TEXT:
┄┄┄┄┄┄┄┄┄┄

Thursday, November 3, 2011

Refn Revs Into High Gear With 'Drive'


If he hadn't become a director of slickly stylized, blood-splattered crime thrillers, Nicolas Winding Refn might have been a toy designer. It was just a childhood fantasy, he says, but he still enjoys hanging out in toy stores looking for rare finds to add to his collection.

Not surprisingly, perhaps, the word "fairy tale" keeps popping up whenever the director describes his latest film, "Drive," his first venture in filmmaking outside of Denmark.

"A few years ago, I started reading Grimm's fairy tales to my eldest daughter," says Mr. Refn, who lives in Copenhagen. "I started thinking about making a movie using the same very specific complex structure, an archetype with violence and a happy ending."

Set in Los Angeles, "Drive"—a high-octane neo-noir, where thugs are blown to bits with ruthless sang-froid and heads are smashed like melons—earned Mr. Refn the "Best Director" award in Cannes in May. Confirmed by critical praise after the film's world-wide release this fall, the Danish director has turned from a once-marginal cult slasher renegade into a serious contender and auteur.
In the film, neon-lit L.A. is indeed a great big freeway where giddy high-speed car chases and murderous deeds abound (all to the tune of a throbbing pop soundtrack), but there's also a poetic flip side.

┄┄┄┄┄┄┄┄┄┄

AVAILABLE DATA:

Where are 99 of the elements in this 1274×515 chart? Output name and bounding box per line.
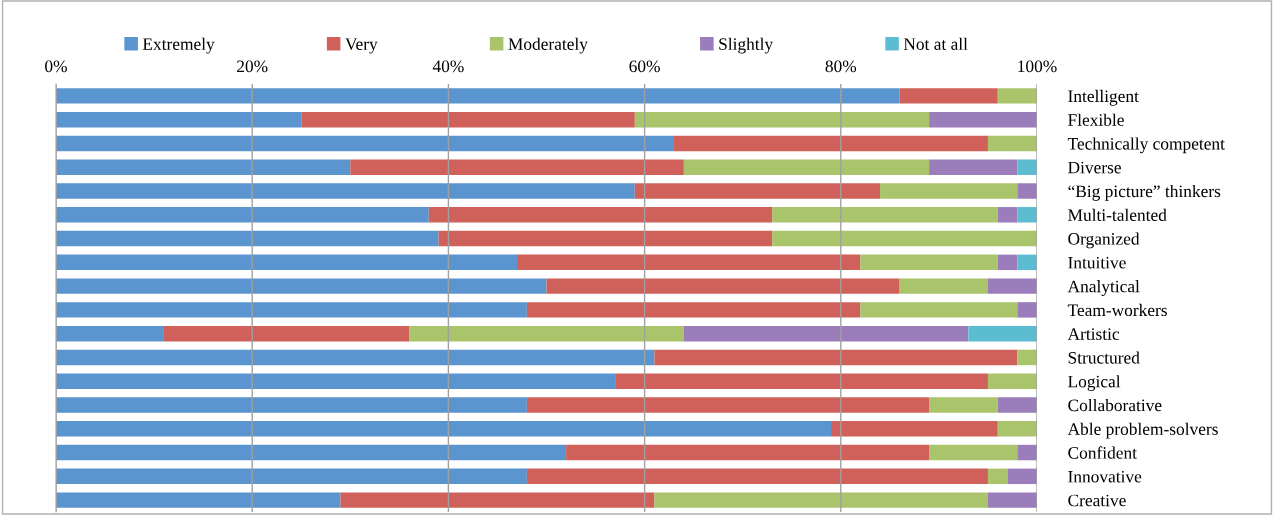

┄┄┄┄┄┄┄┄┄┄

PROBLEMS:
#1 Do the following statements agree with the article about Nicolas Winding Refn and "Drive"? Answer yes or no for each, and quote the words from the article that decide it.
(a) Refn lives in Copenhagen.
(b) "Drive" is set in New York.
(c) Refn won the "Best Director" award in Cannes in May.
#2 Answer these questions using the Refn article:
(a) What might Refn have become if he had not become a director?
(b) What did Refn start reading to his eldest daughter a few years ago?
(c) Which film is Refn's first venture in filmmaking outside of Denmark?
#3 Continue the article about Refn and "Drive" from the point where it stops.

OUTPUTS:
#1
(a) Yes: "says Mr. Refn, who lives in Copenhagen"
(b) No: "Set in Los Angeles"
(c) Yes: "earned Mr. Refn the "Best Director" award in Cannes in May"

#2
(a) A toy designer
(b) Grimm's fairy tales
(c) "Drive"

#3
Call it an existential quest fueled by slow-burning unrequited love. The solitary, silent hero (Ryan Gosling)—a stunt driver by day who moonlights as a hired getaway man for heists—falls for his neighbor, Irene (Carey Mulligan), a pretty young mother who seems to melt his unflinching tough-guy reserve—that is, until her ex-con boyfriend shows up. Other unsavory characters make brief appearances (Christina Hendricks as a moll) but they don't last long.
The film came about, Mr. Refn says, under the same circumstances as two of his favorite Hollywood classics, "Bullit" and "Point Blank," where the actor reads a book and gets directorial approval from the studio to pick the director. "Steve McQueen chose Peter Yates, Lee Marvin wanted John Boorman, and when Ryan Gosling read the novel 'Drive' by James Sallis, he came to me."
At 41 years old, Mr. Refn has a schoolboyish air, neatly dressed in a white shirt, khakis and black glasses. He speaks in a monotone with a slightly nasal twang, and rarely smiles.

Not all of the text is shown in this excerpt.